━━ Extracted entries
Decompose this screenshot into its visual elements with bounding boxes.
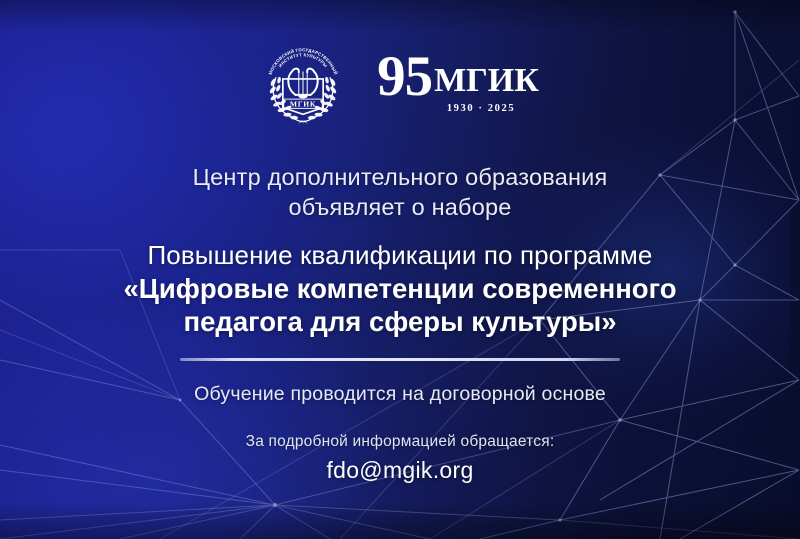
lead-line-2: объявляет о наборе [193,192,608,222]
anniversary-abbr: МГИК [434,64,539,101]
svg-text:МОСКОВСКИЙ ГОСУДАРСТВЕННЫЙ: МОСКОВСКИЙ ГОСУДАРСТВЕННЫЙ [268,47,339,75]
headline-line-3: педагога для сферы культуры» [124,305,677,338]
anniversary-lockup: 95 МГИК 1930 · 2025 [377,53,539,115]
promo-banner: МОСКОВСКИЙ ГОСУДАРСТВЕННЫЙ ИНСТИТУТ КУЛЬ… [0,0,800,539]
contact-email[interactable]: fdo@mgik.org [326,457,473,484]
svg-text:МГИК: МГИК [290,99,316,108]
lead-line-1: Центр дополнительного образования [193,162,608,192]
banner-content: МОСКОВСКИЙ ГОСУДАРСТВЕННЫЙ ИНСТИТУТ КУЛЬ… [0,0,800,539]
anniversary-years: 1930 · 2025 [447,104,515,115]
anniversary-main: 95 МГИК [377,53,539,101]
anniversary-number: 95 [377,53,432,101]
terms-text: Обучение проводится на договорной основе [194,383,606,406]
section-divider [180,358,620,361]
headline-line-2: «Цифровые компетенции современного [124,272,677,305]
mgik-seal-icon: МОСКОВСКИЙ ГОСУДАРСТВЕННЫЙ ИНСТИТУТ КУЛЬ… [261,42,345,126]
contact-label: За подробной информацией обращается: [246,433,555,451]
logo-row: МОСКОВСКИЙ ГОСУДАРСТВЕННЫЙ ИНСТИТУТ КУЛЬ… [261,42,539,126]
lead-text: Центр дополнительного образования объявл… [193,162,608,222]
headline: Повышение квалификации по программе «Циф… [124,240,677,338]
headline-line-1: Повышение квалификации по программе [124,240,677,271]
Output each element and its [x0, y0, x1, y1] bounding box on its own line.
━━━━
What you are asked to do: Render the part of the listing from the line containing "lead-line-2: объявляет о" through the end of the listing, both included, as a Markdown table with the columns No. and Line. Number each row and leave out blank lines.

Result for this exercise:
| No. | Line |
|---|---|
| 1 | lead-line-2: объявляет о наборе [193,192,608,222] |
| 2 | anniversary-abbr: МГИК [434,64,539,101] |
| 3 | svg-text:МОСКОВСКИЙ ГОСУДАРСТВЕННЫЙ: МОСКОВСКИЙ ГОСУДАРСТВЕННЫЙ [268,47,339,75] |
| 4 | headline-line-3: педагога для сферы культуры» [124,305,677,338] |
| 5 | anniversary-lockup: 95 МГИК 1930 · 2025 [377,53,539,115] |
| 6 | promo-banner: МОСКОВСКИЙ ГОСУДАРСТВЕННЫЙ ИНСТИТУТ КУЛЬ… [0,0,800,539] |
| 7 | contact-email[interactable]: fdo@mgik.org [326,457,473,484] |
| 8 | svg-text:МГИК: МГИК [290,99,316,108] |
| 9 | lead-line-1: Центр дополнительного образования [193,162,608,192] |
| 10 | banner-content: МОСКОВСКИЙ ГОСУДАРСТВЕННЫЙ ИНСТИТУТ КУЛЬ… [0,0,800,539] |
| 11 | anniversary-years: 1930 · 2025 [447,104,515,115] |
| 12 | anniversary-main: 95 МГИК [377,53,539,101] |
| 13 | anniversary-number: 95 [377,53,432,101] |
| 14 | terms-text: Обучение проводится на договорной основе [194,383,606,406] |
| 15 | section-divider [180,358,620,361] |
| 16 | headline-line-2: «Цифровые компетенции современного [124,272,677,305] |
| 17 | mgik-seal-icon: МОСКОВСКИЙ ГОСУДАРСТВЕННЫЙ ИНСТИТУТ КУЛЬ… [261,42,345,126] |
| 18 | contact-label: За подробной информацией обращается: [246,433,555,451] |
| 19 | logo-row: МОСКОВСКИЙ ГОСУДАРСТВЕННЫЙ ИНСТИТУТ КУЛЬ… [261,42,539,126] |
| 20 | lead-text: Центр дополнительного образования объявл… [193,162,608,222] |
| 21 | headline: Повышение квалификации по программе «Циф… [124,240,677,338] |
| 22 | headline-line-1: Повышение квалификации по программе [124,240,677,271] |
| 23 | Output each element and its [x0, y0, x1, y1] bounding box on its own line. |